■ **PROMPT**: Filter the entries below, keeping every line that has the word "работы".

■ **INPUT MATERIAL**:
====
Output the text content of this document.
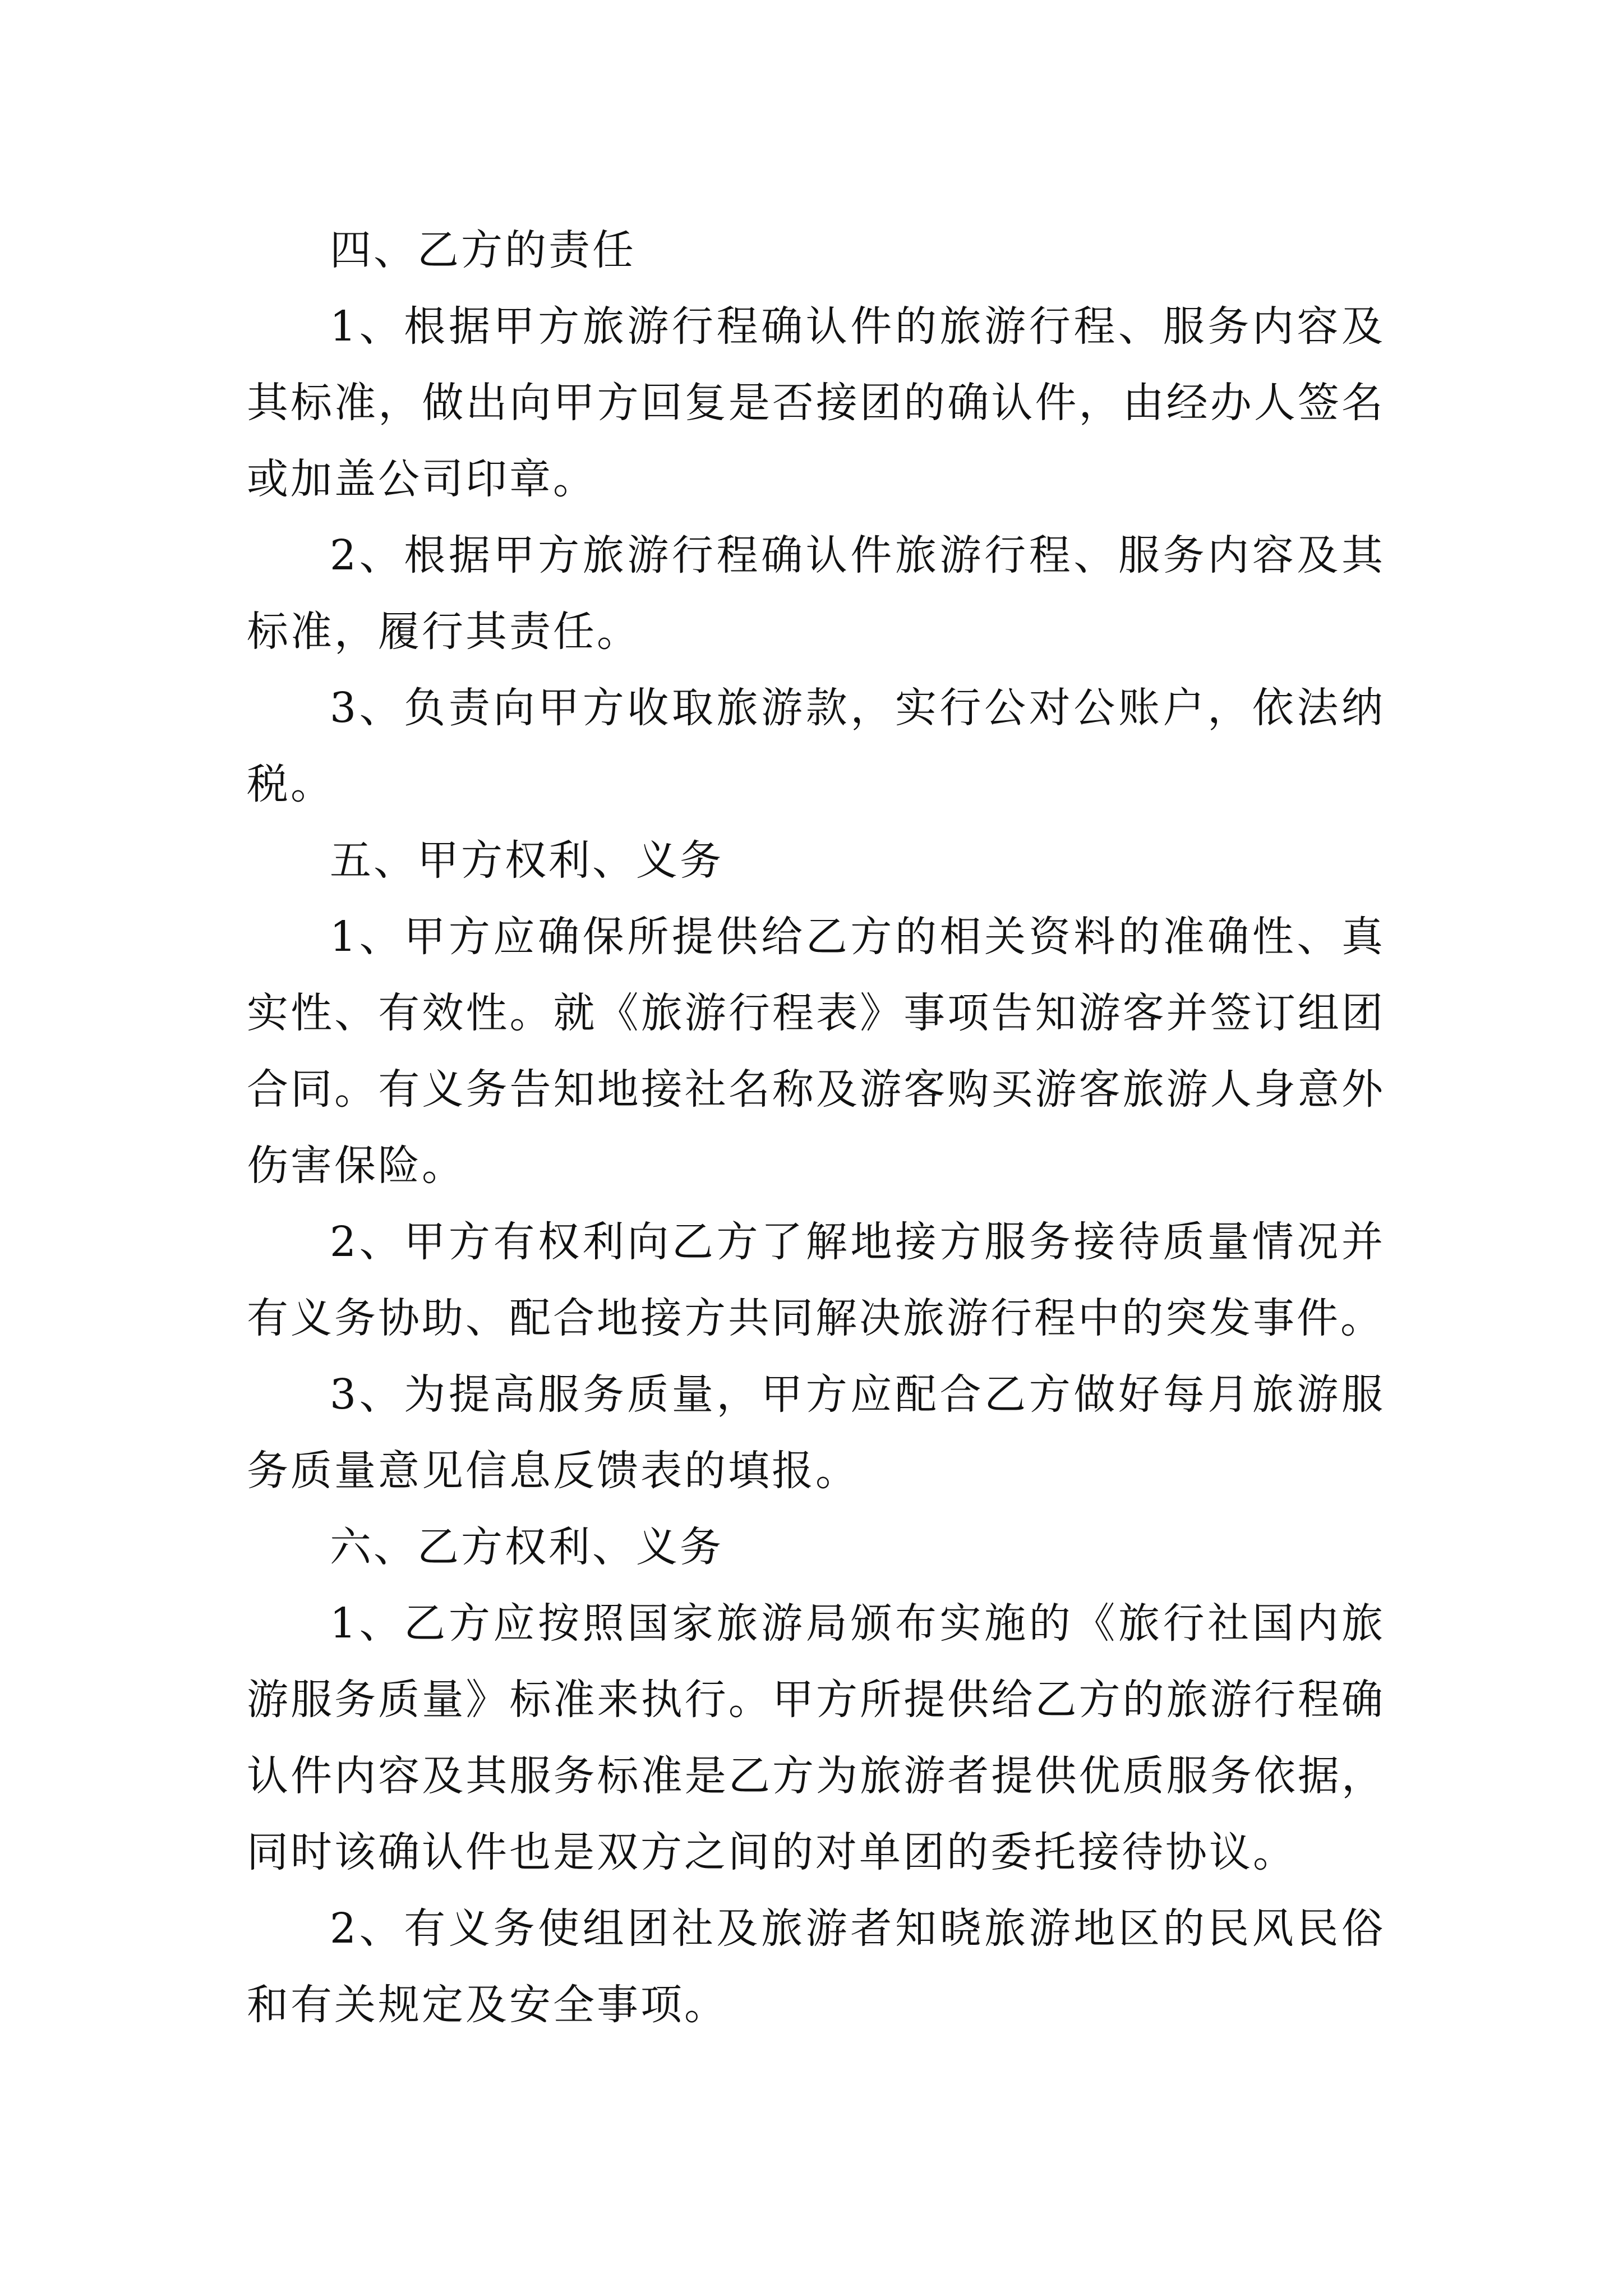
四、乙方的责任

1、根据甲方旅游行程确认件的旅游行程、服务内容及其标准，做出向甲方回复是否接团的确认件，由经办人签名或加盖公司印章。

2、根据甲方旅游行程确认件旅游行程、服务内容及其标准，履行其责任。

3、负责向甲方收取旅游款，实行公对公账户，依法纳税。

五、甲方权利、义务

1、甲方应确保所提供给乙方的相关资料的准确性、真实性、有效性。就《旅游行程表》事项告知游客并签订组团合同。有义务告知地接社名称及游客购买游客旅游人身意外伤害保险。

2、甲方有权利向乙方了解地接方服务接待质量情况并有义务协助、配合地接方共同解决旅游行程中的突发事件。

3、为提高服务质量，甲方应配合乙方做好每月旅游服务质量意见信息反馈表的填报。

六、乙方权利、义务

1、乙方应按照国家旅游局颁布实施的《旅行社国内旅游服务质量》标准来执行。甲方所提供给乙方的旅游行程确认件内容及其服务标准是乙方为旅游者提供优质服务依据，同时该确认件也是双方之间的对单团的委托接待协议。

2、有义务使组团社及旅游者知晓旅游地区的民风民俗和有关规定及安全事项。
====
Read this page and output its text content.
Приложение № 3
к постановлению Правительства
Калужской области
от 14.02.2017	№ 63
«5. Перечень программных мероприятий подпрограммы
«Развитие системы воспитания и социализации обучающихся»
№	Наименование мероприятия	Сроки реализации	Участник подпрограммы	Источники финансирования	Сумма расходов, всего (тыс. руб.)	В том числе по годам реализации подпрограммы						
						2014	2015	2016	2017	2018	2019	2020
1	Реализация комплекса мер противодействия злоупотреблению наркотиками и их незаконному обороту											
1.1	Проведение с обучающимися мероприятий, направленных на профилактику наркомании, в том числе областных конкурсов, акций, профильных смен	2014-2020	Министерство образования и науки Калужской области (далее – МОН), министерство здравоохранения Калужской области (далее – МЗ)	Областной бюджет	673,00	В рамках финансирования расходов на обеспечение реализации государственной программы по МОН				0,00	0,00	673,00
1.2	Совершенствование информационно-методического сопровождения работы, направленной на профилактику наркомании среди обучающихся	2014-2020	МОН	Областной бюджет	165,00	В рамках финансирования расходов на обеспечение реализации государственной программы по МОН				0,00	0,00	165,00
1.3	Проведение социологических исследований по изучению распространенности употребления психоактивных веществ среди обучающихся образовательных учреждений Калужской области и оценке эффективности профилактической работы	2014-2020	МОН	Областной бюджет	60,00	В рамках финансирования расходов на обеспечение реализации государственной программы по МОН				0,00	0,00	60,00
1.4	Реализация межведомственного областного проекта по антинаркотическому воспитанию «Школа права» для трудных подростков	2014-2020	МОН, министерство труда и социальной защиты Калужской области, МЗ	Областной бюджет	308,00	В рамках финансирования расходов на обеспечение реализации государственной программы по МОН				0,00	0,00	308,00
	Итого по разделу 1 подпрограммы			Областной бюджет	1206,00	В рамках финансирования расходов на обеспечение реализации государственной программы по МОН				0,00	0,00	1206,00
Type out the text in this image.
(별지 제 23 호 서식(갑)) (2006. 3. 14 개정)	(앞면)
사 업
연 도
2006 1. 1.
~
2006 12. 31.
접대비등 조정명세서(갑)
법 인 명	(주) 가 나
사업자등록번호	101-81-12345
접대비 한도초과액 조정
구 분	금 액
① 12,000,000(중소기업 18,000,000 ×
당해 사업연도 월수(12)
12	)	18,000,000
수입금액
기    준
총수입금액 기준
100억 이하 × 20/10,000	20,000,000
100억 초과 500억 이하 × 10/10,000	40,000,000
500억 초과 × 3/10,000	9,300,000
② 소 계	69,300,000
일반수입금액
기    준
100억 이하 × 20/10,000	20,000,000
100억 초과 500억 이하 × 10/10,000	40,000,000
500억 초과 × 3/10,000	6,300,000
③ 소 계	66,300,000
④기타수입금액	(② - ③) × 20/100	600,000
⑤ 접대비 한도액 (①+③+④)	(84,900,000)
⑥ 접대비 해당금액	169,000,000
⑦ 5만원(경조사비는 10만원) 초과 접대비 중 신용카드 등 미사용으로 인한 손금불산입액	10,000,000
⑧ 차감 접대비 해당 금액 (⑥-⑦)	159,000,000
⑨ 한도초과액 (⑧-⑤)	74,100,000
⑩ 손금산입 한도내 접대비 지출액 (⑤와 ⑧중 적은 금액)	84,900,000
====
■ **SOLUTION FOR THIS PROBLEM**:
1.2	Совершенствование информационно-методического сопровождения работы, направленной на профилактику наркомании среди обучающихся	2014-2020	МОН	Областной бюджет	165,00	В рамках финансирования расходов на обеспечение реализации государственной программы по МОН				0,00	0,00	165,00
1.3	Проведение социологических исследований по изучению распространенности употребления психоактивных веществ среди обучающихся образовательных учреждений Калужской области и оценке эффективности профилактической работы	2014-2020	МОН	Областной бюджет	60,00	В рамках финансирования расходов на обеспечение реализации государственной программы по МОН				0,00	0,00	60,00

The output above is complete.